- _WHAT IS EXPECTED_: Please reproduce all of the entries below line for line without altering anything, and omit the pictures from your answer.

- _DATA IN THIS EXERCISE_:
_ _ _ _ _ _ _
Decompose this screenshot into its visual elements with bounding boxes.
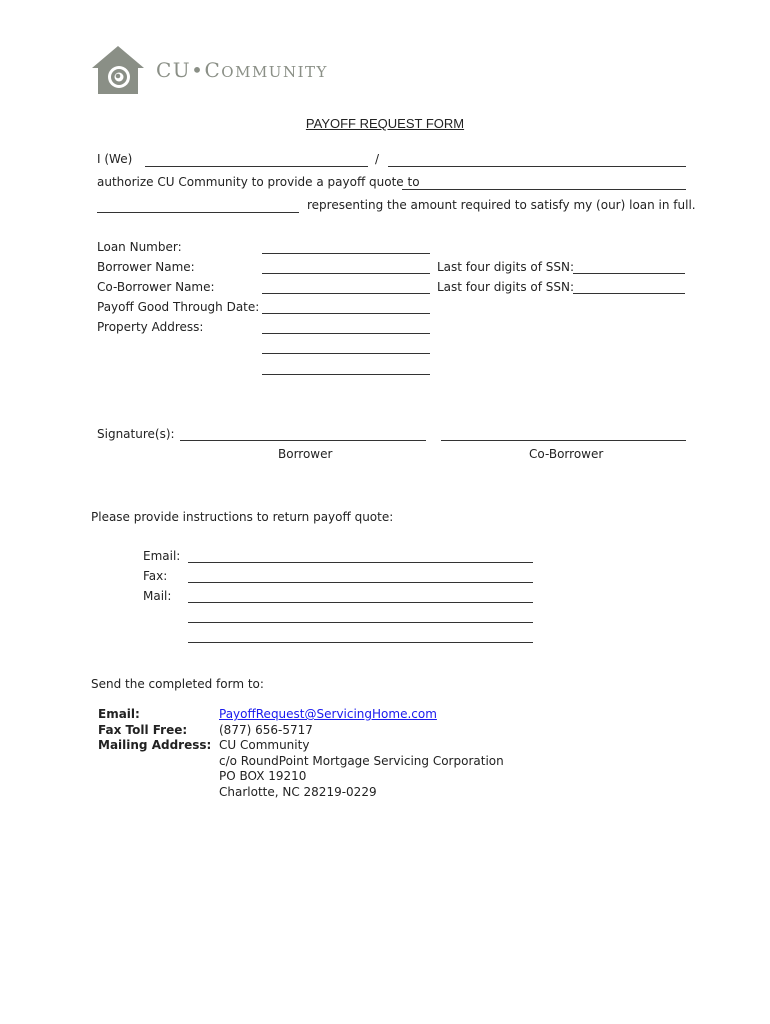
send-fax-label: Fax Toll Free: (98, 722, 188, 737)
send-address-line-4: Charlotte, NC 28219-0229 (219, 784, 377, 799)
ssn-label-coborrower: Last four digits of SSN: (437, 280, 575, 294)
form-title: PAYOFF REQUEST FORM (305, 116, 465, 131)
ssn-field-borrower[interactable] (573, 273, 685, 274)
send-address-line-1: CU Community (219, 738, 310, 753)
brand-name: CU•COMMUNITY (156, 58, 328, 82)
loan-number-label: Loan Number: (97, 240, 182, 254)
payoff-date-field[interactable] (262, 313, 430, 314)
send-address-line-3: PO BOX 19210 (219, 769, 307, 784)
return-fax-label: Fax: (143, 569, 168, 583)
house-logo-icon (90, 44, 146, 96)
loan-number-field[interactable] (262, 253, 430, 254)
return-mail-label: Mail: (143, 589, 172, 603)
ssn-label-borrower: Last four digits of SSN: (437, 260, 575, 274)
payoff-date-label: Payoff Good Through Date: (97, 300, 260, 314)
ssn-field-coborrower[interactable] (573, 293, 685, 294)
return-mail-field-2[interactable] (188, 622, 533, 623)
coborrower-caption: Co-Borrower (529, 447, 604, 461)
coborrower-name-input[interactable] (262, 293, 430, 294)
borrower-signature-field[interactable] (180, 440, 426, 441)
return-mail-field-1[interactable] (188, 602, 533, 603)
return-instructions-text: Please provide instructions to return payoff quote: (91, 510, 394, 524)
property-address-line-2[interactable] (262, 353, 430, 354)
borrower-caption: Borrower (278, 447, 333, 461)
coborrower-name-label: Co-Borrower Name: (97, 280, 215, 294)
borrower-name-field[interactable] (145, 166, 368, 167)
send-to-text: Send the completed form to: (91, 677, 264, 691)
send-labels (98, 707, 211, 754)
slash-separator: / (375, 152, 380, 166)
return-fax-field[interactable] (188, 582, 533, 583)
property-address-line-3[interactable] (262, 374, 430, 375)
signatures-label: Signature(s): (97, 427, 175, 441)
send-values (219, 707, 504, 801)
quote-recipient-field[interactable] (402, 189, 686, 190)
borrower-name-label: Borrower Name: (97, 260, 195, 274)
coborrower-name-field[interactable] (388, 166, 686, 167)
return-mail-field-3[interactable] (188, 642, 533, 643)
i-we-label: I (We) (97, 152, 133, 166)
borrower-name-input[interactable] (262, 273, 430, 274)
send-email-link[interactable]: PayoffRequest@ServicingHome.com (219, 707, 437, 721)
property-address-line-1[interactable] (262, 333, 430, 334)
coborrower-signature-field[interactable] (441, 440, 686, 441)
send-email-label: Email: (98, 707, 140, 721)
return-email-field[interactable] (188, 562, 533, 563)
property-address-label: Property Address: (97, 320, 204, 334)
authorize-text: authorize CU Community to provide a payoff quote to (97, 175, 420, 189)
representing-text: representing the amount required to satisfy my (our) loan in full. (307, 198, 696, 212)
return-email-label: Email: (143, 549, 181, 563)
send-fax-value: (877) 656-5717 (219, 722, 313, 737)
send-mail-label: Mailing Address: (98, 738, 212, 753)
send-address-line-2: c/o RoundPoint Mortgage Servicing Corporation (219, 753, 504, 768)
quote-recipient-field-2[interactable] (97, 212, 299, 213)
_ _ _ _ _ _ _
- _RESULT OF THE TASK_:
Decompose this screenshot into its visual elements with bounding boxes.
send-fax-label: Fax Toll Free: (98, 722, 188, 737)
send-address-line-4: Charlotte, NC 28219-0229 (219, 784, 377, 799)
ssn-label-coborrower: Last four digits of SSN: (437, 280, 575, 294)
form-title: PAYOFF REQUEST FORM (305, 116, 465, 131)
ssn-field-borrower[interactable] (573, 273, 685, 274)
send-address-line-1: CU Community (219, 738, 310, 753)
brand-name: CU•COMMUNITY (156, 58, 328, 82)
loan-number-label: Loan Number: (97, 240, 182, 254)
payoff-date-field[interactable] (262, 313, 430, 314)
send-address-line-3: PO BOX 19210 (219, 769, 307, 784)
return-fax-label: Fax: (143, 569, 168, 583)
house-logo-icon (90, 44, 146, 96)
loan-number-field[interactable] (262, 253, 430, 254)
return-mail-label: Mail: (143, 589, 172, 603)
ssn-label-borrower: Last four digits of SSN: (437, 260, 575, 274)
payoff-date-label: Payoff Good Through Date: (97, 300, 260, 314)
ssn-field-coborrower[interactable] (573, 293, 685, 294)
return-mail-field-2[interactable] (188, 622, 533, 623)
coborrower-caption: Co-Borrower (529, 447, 604, 461)
coborrower-name-input[interactable] (262, 293, 430, 294)
borrower-signature-field[interactable] (180, 440, 426, 441)
return-mail-field-1[interactable] (188, 602, 533, 603)
return-instructions-text: Please provide instructions to return payoff quote: (91, 510, 394, 524)
property-address-line-2[interactable] (262, 353, 430, 354)
borrower-caption: Borrower (278, 447, 333, 461)
coborrower-name-label: Co-Borrower Name: (97, 280, 215, 294)
borrower-name-field[interactable] (145, 166, 368, 167)
send-to-text: Send the completed form to: (91, 677, 264, 691)
send-labels (98, 707, 211, 754)
slash-separator: / (375, 152, 380, 166)
return-fax-field[interactable] (188, 582, 533, 583)
property-address-line-3[interactable] (262, 374, 430, 375)
signatures-label: Signature(s): (97, 427, 175, 441)
send-values (219, 707, 504, 801)
quote-recipient-field[interactable] (402, 189, 686, 190)
borrower-name-label: Borrower Name: (97, 260, 195, 274)
coborrower-name-field[interactable] (388, 166, 686, 167)
return-mail-field-3[interactable] (188, 642, 533, 643)
i-we-label: I (We) (97, 152, 133, 166)
borrower-name-input[interactable] (262, 273, 430, 274)
send-email-link[interactable]: PayoffRequest@ServicingHome.com (219, 707, 437, 721)
property-address-line-1[interactable] (262, 333, 430, 334)
coborrower-signature-field[interactable] (441, 440, 686, 441)
send-email-label: Email: (98, 707, 140, 721)
return-email-field[interactable] (188, 562, 533, 563)
property-address-label: Property Address: (97, 320, 204, 334)
authorize-text: authorize CU Community to provide a payoff quote to (97, 175, 420, 189)
representing-text: representing the amount required to satisfy my (our) loan in full. (307, 198, 696, 212)
return-email-label: Email: (143, 549, 181, 563)
send-fax-value: (877) 656-5717 (219, 722, 313, 737)
send-mail-label: Mailing Address: (98, 738, 212, 753)
send-address-line-2: c/o RoundPoint Mortgage Servicing Corporation (219, 753, 504, 768)
quote-recipient-field-2[interactable] (97, 212, 299, 213)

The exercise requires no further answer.